> _The exercise_:
Lines holding the string "만족시키는" are the ones to copy; find them all in the data.

[Saved entries]
####################

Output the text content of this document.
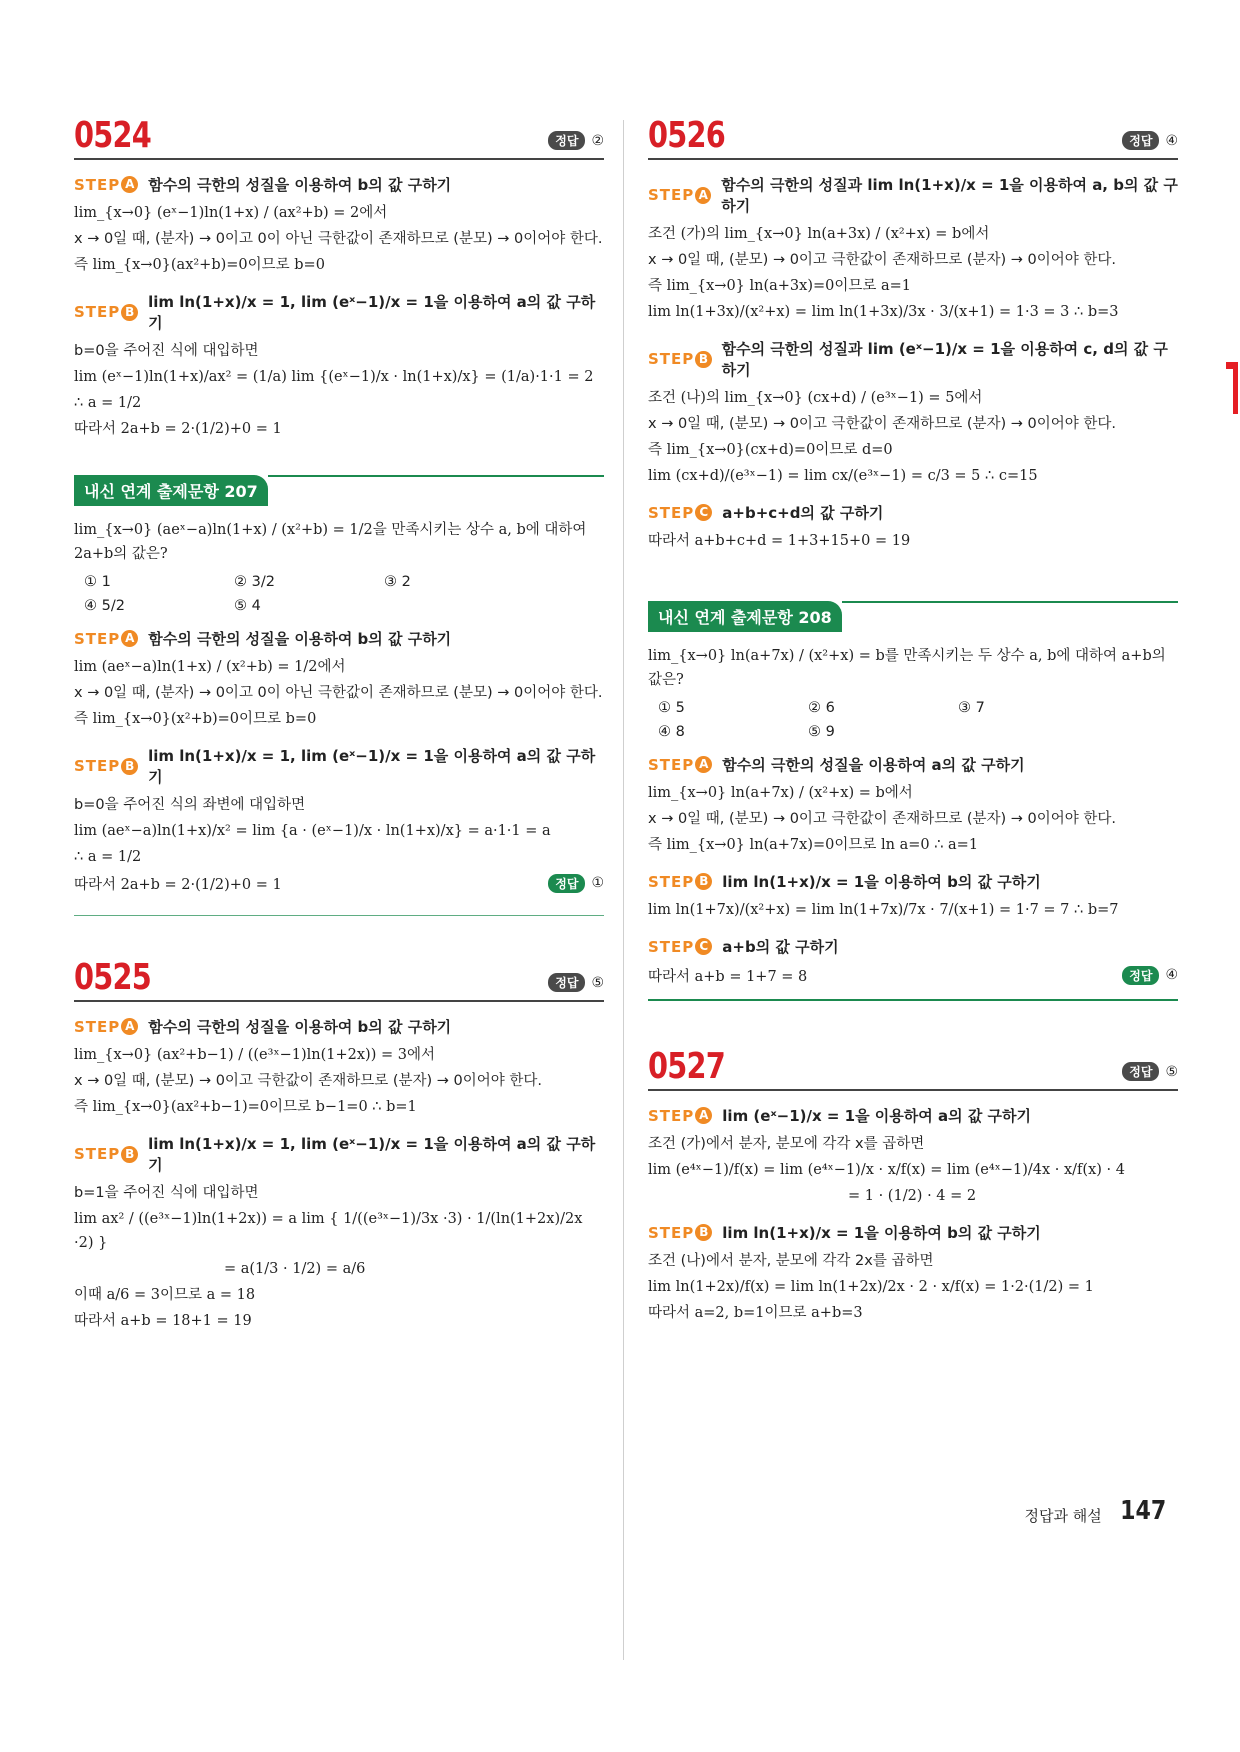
0524	정답 ②
STEP A 함수의 극한의 성질을 이용하여 b의 값 구하기
lim_{x→0} (eˣ−1)ln(1+x) / (ax²+b) = 2에서
x → 0일 때, (분자) → 0이고 0이 아닌 극한값이 존재하므로 (분모) → 0이어야 한다.
즉 lim_{x→0}(ax²+b)=0이므로 b=0
STEP B
lim ln(1+x)/x = 1, lim (eˣ−1)/x = 1을 이용하여 a의 값 구하기
b=0을 주어진 식에 대입하면
lim (eˣ−1)ln(1+x)/ax² = (1/a) lim {(eˣ−1)/x · ln(1+x)/x} = (1/a)·1·1 = 2
∴ a = 1/2
따라서 2a+b = 2·(1/2)+0 = 1
내신 연계 출제문항 207
lim_{x→0} (aeˣ−a)ln(1+x) / (x²+b) = 1/2을 만족시키는 상수 a, b에 대하여 2a+b의 값은?
① 1	② 3/2	③ 2
④ 5/2	⑤ 4
STEP A 함수의 극한의 성질을 이용하여 b의 값 구하기
lim (aeˣ−a)ln(1+x) / (x²+b) = 1/2에서
x → 0일 때, (분자) → 0이고 0이 아닌 극한값이 존재하므로 (분모) → 0이어야 한다.
즉 lim_{x→0}(x²+b)=0이므로 b=0
STEP B
lim ln(1+x)/x = 1, lim (eˣ−1)/x = 1을 이용하여 a의 값 구하기
b=0을 주어진 식의 좌변에 대입하면
lim (aeˣ−a)ln(1+x)/x² = lim {a · (eˣ−1)/x · ln(1+x)/x} = a·1·1 = a
∴ a = 1/2
따라서 2a+b = 2·(1/2)+0 = 1	정답 ①
0525	정답 ⑤
STEP A 함수의 극한의 성질을 이용하여 b의 값 구하기
lim_{x→0} (ax²+b−1) / ((e³ˣ−1)ln(1+2x)) = 3에서
x → 0일 때, (분모) → 0이고 극한값이 존재하므로 (분자) → 0이어야 한다.
즉 lim_{x→0}(ax²+b−1)=0이므로 b−1=0 ∴ b=1
STEP B
lim ln(1+x)/x = 1, lim (eˣ−1)/x = 1을 이용하여 a의 값 구하기
b=1을 주어진 식에 대입하면
lim ax² / ((e³ˣ−1)ln(1+2x)) = a lim { 1/((e³ˣ−1)/3x ·3) · 1/(ln(1+2x)/2x ·2) }
= a(1/3 · 1/2) = a/6
이때 a/6 = 3이므로 a = 18
따라서 a+b = 18+1 = 19
0526	정답 ④
STEP A
함수의 극한의 성질과 lim ln(1+x)/x = 1을 이용하여 a, b의 값 구하기
조건 (가)의 lim_{x→0} ln(a+3x) / (x²+x) = b에서
x → 0일 때, (분모) → 0이고 극한값이 존재하므로 (분자) → 0이어야 한다.
즉 lim_{x→0} ln(a+3x)=0이므로 a=1
lim ln(1+3x)/(x²+x) = lim ln(1+3x)/3x · 3/(x+1) = 1·3 = 3 ∴ b=3
STEP B
함수의 극한의 성질과 lim (eˣ−1)/x = 1을 이용하여 c, d의 값 구하기
조건 (나)의 lim_{x→0} (cx+d) / (e³ˣ−1) = 5에서
x → 0일 때, (분모) → 0이고 극한값이 존재하므로 (분자) → 0이어야 한다.
즉 lim_{x→0}(cx+d)=0이므로 d=0
lim (cx+d)/(e³ˣ−1) = lim cx/(e³ˣ−1) = c/3 = 5 ∴ c=15
STEP C a+b+c+d의 값 구하기
따라서 a+b+c+d = 1+3+15+0 = 19
내신 연계 출제문항 208
lim_{x→0} ln(a+7x) / (x²+x) = b를 만족시키는 두 상수 a, b에 대하여 a+b의 값은?
① 5	② 6	③ 7
④ 8	⑤ 9
STEP A 함수의 극한의 성질을 이용하여 a의 값 구하기
lim_{x→0} ln(a+7x) / (x²+x) = b에서
x → 0일 때, (분모) → 0이고 극한값이 존재하므로 (분자) → 0이어야 한다.
즉 lim_{x→0} ln(a+7x)=0이므로 ln a=0 ∴ a=1
STEP B lim ln(1+x)/x = 1을 이용하여 b의 값 구하기
lim ln(1+7x)/(x²+x) = lim ln(1+7x)/7x · 7/(x+1) = 1·7 = 7 ∴ b=7
STEP C a+b의 값 구하기
따라서 a+b = 1+7 = 8	정답 ④
0527	정답 ⑤
STEP A lim (eˣ−1)/x = 1을 이용하여 a의 값 구하기
조건 (가)에서 분자, 분모에 각각 x를 곱하면
lim (e⁴ˣ−1)/f(x) = lim (e⁴ˣ−1)/x · x/f(x) = lim (e⁴ˣ−1)/4x · x/f(x) · 4
= 1 · (1/2) · 4 = 2
STEP B lim ln(1+x)/x = 1을 이용하여 b의 값 구하기
조건 (나)에서 분자, 분모에 각각 2x를 곱하면
lim ln(1+2x)/f(x) = lim ln(1+2x)/2x · 2 · x/f(x) = 1·2·(1/2) = 1
따라서 a=2, b=1이므로 a+b=3
정답과 해설 147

####################

> _Written reply_:
lim_{x→0} (aeˣ−a)ln(1+x) / (x²+b) = 1/2을 만족시키는 상수 a, b에 대하여 2a+b의 값은?
lim_{x→0} ln(a+7x) / (x²+x) = b를 만족시키는 두 상수 a, b에 대하여 a+b의 값은?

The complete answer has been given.